Data listing:
━━━━━━
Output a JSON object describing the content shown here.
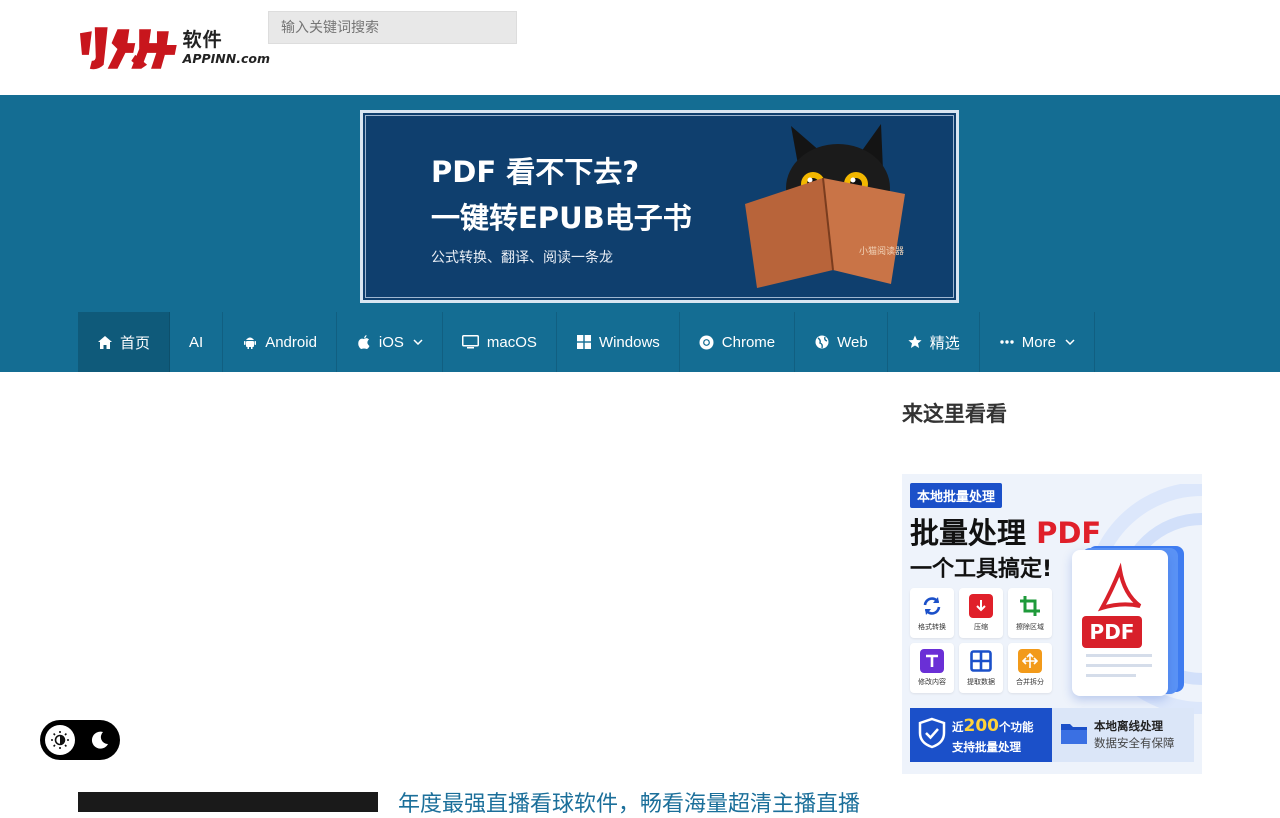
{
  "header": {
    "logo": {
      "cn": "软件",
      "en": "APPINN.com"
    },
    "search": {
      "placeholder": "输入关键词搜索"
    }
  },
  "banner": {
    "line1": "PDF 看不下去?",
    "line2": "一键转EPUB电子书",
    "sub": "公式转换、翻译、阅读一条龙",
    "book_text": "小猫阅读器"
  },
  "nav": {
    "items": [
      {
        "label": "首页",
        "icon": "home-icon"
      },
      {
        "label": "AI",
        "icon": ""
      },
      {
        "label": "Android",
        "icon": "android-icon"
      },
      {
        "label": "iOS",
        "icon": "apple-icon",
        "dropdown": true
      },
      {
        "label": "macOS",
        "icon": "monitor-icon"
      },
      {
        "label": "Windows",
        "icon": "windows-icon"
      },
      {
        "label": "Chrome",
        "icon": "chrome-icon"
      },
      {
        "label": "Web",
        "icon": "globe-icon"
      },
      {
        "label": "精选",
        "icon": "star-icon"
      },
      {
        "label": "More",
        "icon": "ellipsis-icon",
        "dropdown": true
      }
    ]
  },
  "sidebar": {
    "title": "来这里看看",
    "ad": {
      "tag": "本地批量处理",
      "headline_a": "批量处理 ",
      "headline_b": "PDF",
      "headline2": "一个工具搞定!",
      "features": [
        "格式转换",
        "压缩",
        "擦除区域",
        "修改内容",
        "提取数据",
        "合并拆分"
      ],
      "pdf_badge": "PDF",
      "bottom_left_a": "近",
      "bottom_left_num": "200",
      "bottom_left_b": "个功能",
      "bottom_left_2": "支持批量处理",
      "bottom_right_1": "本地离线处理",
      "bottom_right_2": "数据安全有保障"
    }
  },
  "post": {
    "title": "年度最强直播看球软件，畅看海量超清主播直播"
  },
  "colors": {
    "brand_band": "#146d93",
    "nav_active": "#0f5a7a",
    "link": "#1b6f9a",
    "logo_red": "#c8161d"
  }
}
━━━━━━
WHAT YOU WILL DO: Retype the whole listing, keeping every line identical and omitting all pictures.

THE REPLY:
Output a JSON object describing the content shown here.
{
  "header": {
    "logo": {
      "cn": "软件",
      "en": "APPINN.com"
    },
    "search": {
      "placeholder": "输入关键词搜索"
    }
  },
  "banner": {
    "line1": "PDF 看不下去?",
    "line2": "一键转EPUB电子书",
    "sub": "公式转换、翻译、阅读一条龙",
    "book_text": "小猫阅读器"
  },
  "nav": {
    "items": [
      {
        "label": "首页",
        "icon": "home-icon"
      },
      {
        "label": "AI",
        "icon": ""
      },
      {
        "label": "Android",
        "icon": "android-icon"
      },
      {
        "label": "iOS",
        "icon": "apple-icon",
        "dropdown": true
      },
      {
        "label": "macOS",
        "icon": "monitor-icon"
      },
      {
        "label": "Windows",
        "icon": "windows-icon"
      },
      {
        "label": "Chrome",
        "icon": "chrome-icon"
      },
      {
        "label": "Web",
        "icon": "globe-icon"
      },
      {
        "label": "精选",
        "icon": "star-icon"
      },
      {
        "label": "More",
        "icon": "ellipsis-icon",
        "dropdown": true
      }
    ]
  },
  "sidebar": {
    "title": "来这里看看",
    "ad": {
      "tag": "本地批量处理",
      "headline_a": "批量处理 ",
      "headline_b": "PDF",
      "headline2": "一个工具搞定!",
      "features": [
        "格式转换",
        "压缩",
        "擦除区域",
        "修改内容",
        "提取数据",
        "合并拆分"
      ],
      "pdf_badge": "PDF",
      "bottom_left_a": "近",
      "bottom_left_num": "200",
      "bottom_left_b": "个功能",
      "bottom_left_2": "支持批量处理",
      "bottom_right_1": "本地离线处理",
      "bottom_right_2": "数据安全有保障"
    }
  },
  "post": {
    "title": "年度最强直播看球软件，畅看海量超清主播直播"
  },
  "colors": {
    "brand_band": "#146d93",
    "nav_active": "#0f5a7a",
    "link": "#1b6f9a",
    "logo_red": "#c8161d"
  }
}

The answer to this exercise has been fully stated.